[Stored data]
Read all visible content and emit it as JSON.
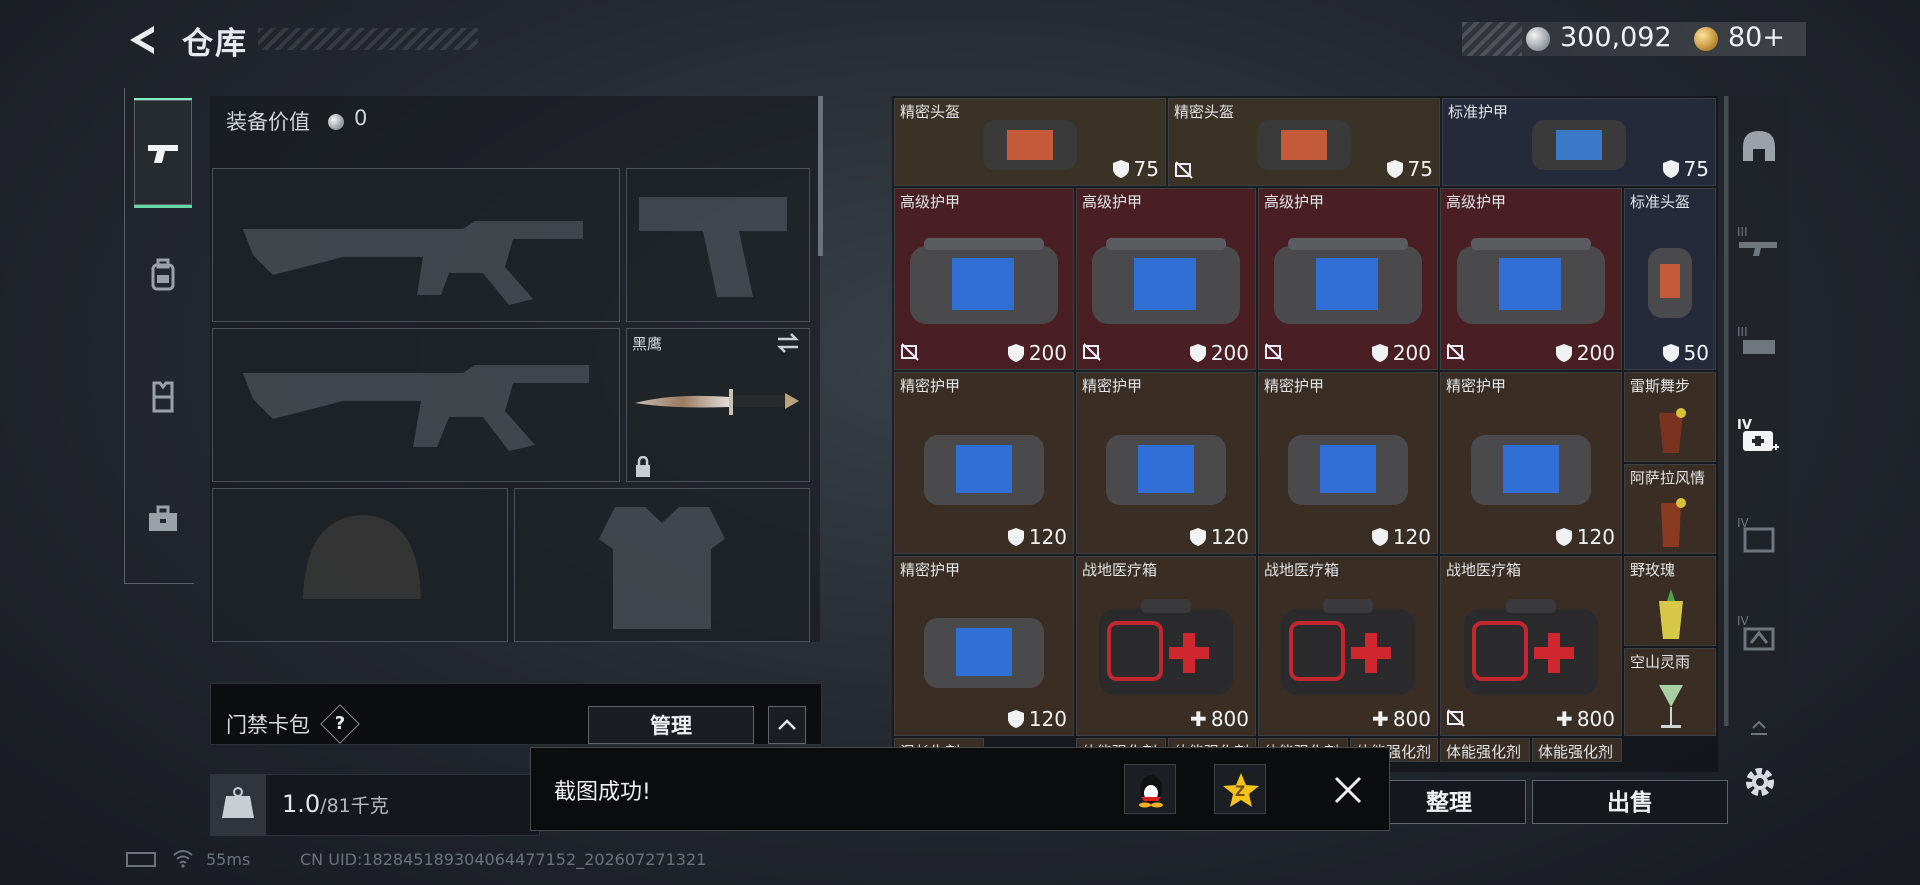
{
  "header": {
    "title": "仓库",
    "currency_silver": "300,092",
    "currency_gold": "80+"
  },
  "categories": [
    {
      "icon": "pistol-icon",
      "active": true
    },
    {
      "icon": "backpack-icon",
      "active": false
    },
    {
      "icon": "chest-rig-icon",
      "active": false
    },
    {
      "icon": "toolbox-icon",
      "active": false
    }
  ],
  "loadout": {
    "equip_value_label": "装备价值",
    "equip_value": "0",
    "melee_name": "黑鹰"
  },
  "keycard": {
    "label": "门禁卡包",
    "help": "?",
    "manage_label": "管理"
  },
  "weight": {
    "current": "1.0",
    "max": "/81千克",
    "icon_text": "KG"
  },
  "footer": {
    "ping": "55ms",
    "uid": "CN UID:18284518930406447715​2_202607271321"
  },
  "inventory": {
    "row1": [
      {
        "name": "精密头盔",
        "value": "75",
        "kind": "helmet"
      },
      {
        "name": "精密头盔",
        "value": "75",
        "kind": "helmet",
        "no_insure": true
      },
      {
        "name": "标准护甲",
        "value": "75",
        "kind": "armor_small"
      }
    ],
    "row2": [
      {
        "name": "高级护甲",
        "value": "200"
      },
      {
        "name": "高级护甲",
        "value": "200"
      },
      {
        "name": "高级护甲",
        "value": "200"
      },
      {
        "name": "高级护甲",
        "value": "200"
      },
      {
        "name": "标准头盔",
        "value": "50"
      }
    ],
    "row3": [
      {
        "name": "精密护甲",
        "value": "120"
      },
      {
        "name": "精密护甲",
        "value": "120"
      },
      {
        "name": "精密护甲",
        "value": "120"
      },
      {
        "name": "精密护甲",
        "value": "120"
      }
    ],
    "row4": [
      {
        "name": "精密护甲",
        "value": "120"
      },
      {
        "name": "战地医疗箱",
        "value": "800"
      },
      {
        "name": "战地医疗箱",
        "value": "800"
      },
      {
        "name": "战地医疗箱",
        "value": "800"
      }
    ],
    "drinks": [
      {
        "name": "雷斯舞步"
      },
      {
        "name": "阿萨拉风情"
      },
      {
        "name": "野玫瑰"
      },
      {
        "name": "空山灵雨"
      }
    ],
    "row5": [
      {
        "name": "混长生剂"
      },
      {
        "name": "体能强化剂"
      },
      {
        "name": "体能强化剂"
      },
      {
        "name": "体能强化剂"
      },
      {
        "name": "体能强化剂"
      },
      {
        "name": "体能强化剂"
      },
      {
        "name": "体能强化剂"
      }
    ]
  },
  "filters": [
    {
      "icon": "helmet-filter-icon"
    },
    {
      "icon": "tier3-rifle-icon"
    },
    {
      "icon": "tier3-ammo-icon"
    },
    {
      "icon": "tier4-medkit-icon",
      "active": true
    },
    {
      "icon": "tier4-gear-icon"
    },
    {
      "icon": "tier4-case-icon"
    },
    {
      "icon": "upload-icon"
    }
  ],
  "actions": {
    "sort_label": "整理",
    "sell_label": "出售"
  },
  "toast": {
    "message": "截图成功!"
  },
  "colors": {
    "accent_green": "#67d8a7",
    "cell_gold": "#3b3226",
    "cell_red": "#4a1f24",
    "cell_blue": "#252a3b",
    "cell_brown": "#3a2e24"
  }
}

* What is expected:
Reproduce the whole listing word for word, setting aside any pictures.

* The answer:
Read all visible content and emit it as JSON.
{
  "header": {
    "title": "仓库",
    "currency_silver": "300,092",
    "currency_gold": "80+"
  },
  "categories": [
    {
      "icon": "pistol-icon",
      "active": true
    },
    {
      "icon": "backpack-icon",
      "active": false
    },
    {
      "icon": "chest-rig-icon",
      "active": false
    },
    {
      "icon": "toolbox-icon",
      "active": false
    }
  ],
  "loadout": {
    "equip_value_label": "装备价值",
    "equip_value": "0",
    "melee_name": "黑鹰"
  },
  "keycard": {
    "label": "门禁卡包",
    "help": "?",
    "manage_label": "管理"
  },
  "weight": {
    "current": "1.0",
    "max": "/81千克",
    "icon_text": "KG"
  },
  "footer": {
    "ping": "55ms",
    "uid": "CN UID:18284518930406447715​2_202607271321"
  },
  "inventory": {
    "row1": [
      {
        "name": "精密头盔",
        "value": "75",
        "kind": "helmet"
      },
      {
        "name": "精密头盔",
        "value": "75",
        "kind": "helmet",
        "no_insure": true
      },
      {
        "name": "标准护甲",
        "value": "75",
        "kind": "armor_small"
      }
    ],
    "row2": [
      {
        "name": "高级护甲",
        "value": "200"
      },
      {
        "name": "高级护甲",
        "value": "200"
      },
      {
        "name": "高级护甲",
        "value": "200"
      },
      {
        "name": "高级护甲",
        "value": "200"
      },
      {
        "name": "标准头盔",
        "value": "50"
      }
    ],
    "row3": [
      {
        "name": "精密护甲",
        "value": "120"
      },
      {
        "name": "精密护甲",
        "value": "120"
      },
      {
        "name": "精密护甲",
        "value": "120"
      },
      {
        "name": "精密护甲",
        "value": "120"
      }
    ],
    "row4": [
      {
        "name": "精密护甲",
        "value": "120"
      },
      {
        "name": "战地医疗箱",
        "value": "800"
      },
      {
        "name": "战地医疗箱",
        "value": "800"
      },
      {
        "name": "战地医疗箱",
        "value": "800"
      }
    ],
    "drinks": [
      {
        "name": "雷斯舞步"
      },
      {
        "name": "阿萨拉风情"
      },
      {
        "name": "野玫瑰"
      },
      {
        "name": "空山灵雨"
      }
    ],
    "row5": [
      {
        "name": "混长生剂"
      },
      {
        "name": "体能强化剂"
      },
      {
        "name": "体能强化剂"
      },
      {
        "name": "体能强化剂"
      },
      {
        "name": "体能强化剂"
      },
      {
        "name": "体能强化剂"
      },
      {
        "name": "体能强化剂"
      }
    ]
  },
  "filters": [
    {
      "icon": "helmet-filter-icon"
    },
    {
      "icon": "tier3-rifle-icon"
    },
    {
      "icon": "tier3-ammo-icon"
    },
    {
      "icon": "tier4-medkit-icon",
      "active": true
    },
    {
      "icon": "tier4-gear-icon"
    },
    {
      "icon": "tier4-case-icon"
    },
    {
      "icon": "upload-icon"
    }
  ],
  "actions": {
    "sort_label": "整理",
    "sell_label": "出售"
  },
  "toast": {
    "message": "截图成功!"
  },
  "colors": {
    "accent_green": "#67d8a7",
    "cell_gold": "#3b3226",
    "cell_red": "#4a1f24",
    "cell_blue": "#252a3b",
    "cell_brown": "#3a2e24"
  }
}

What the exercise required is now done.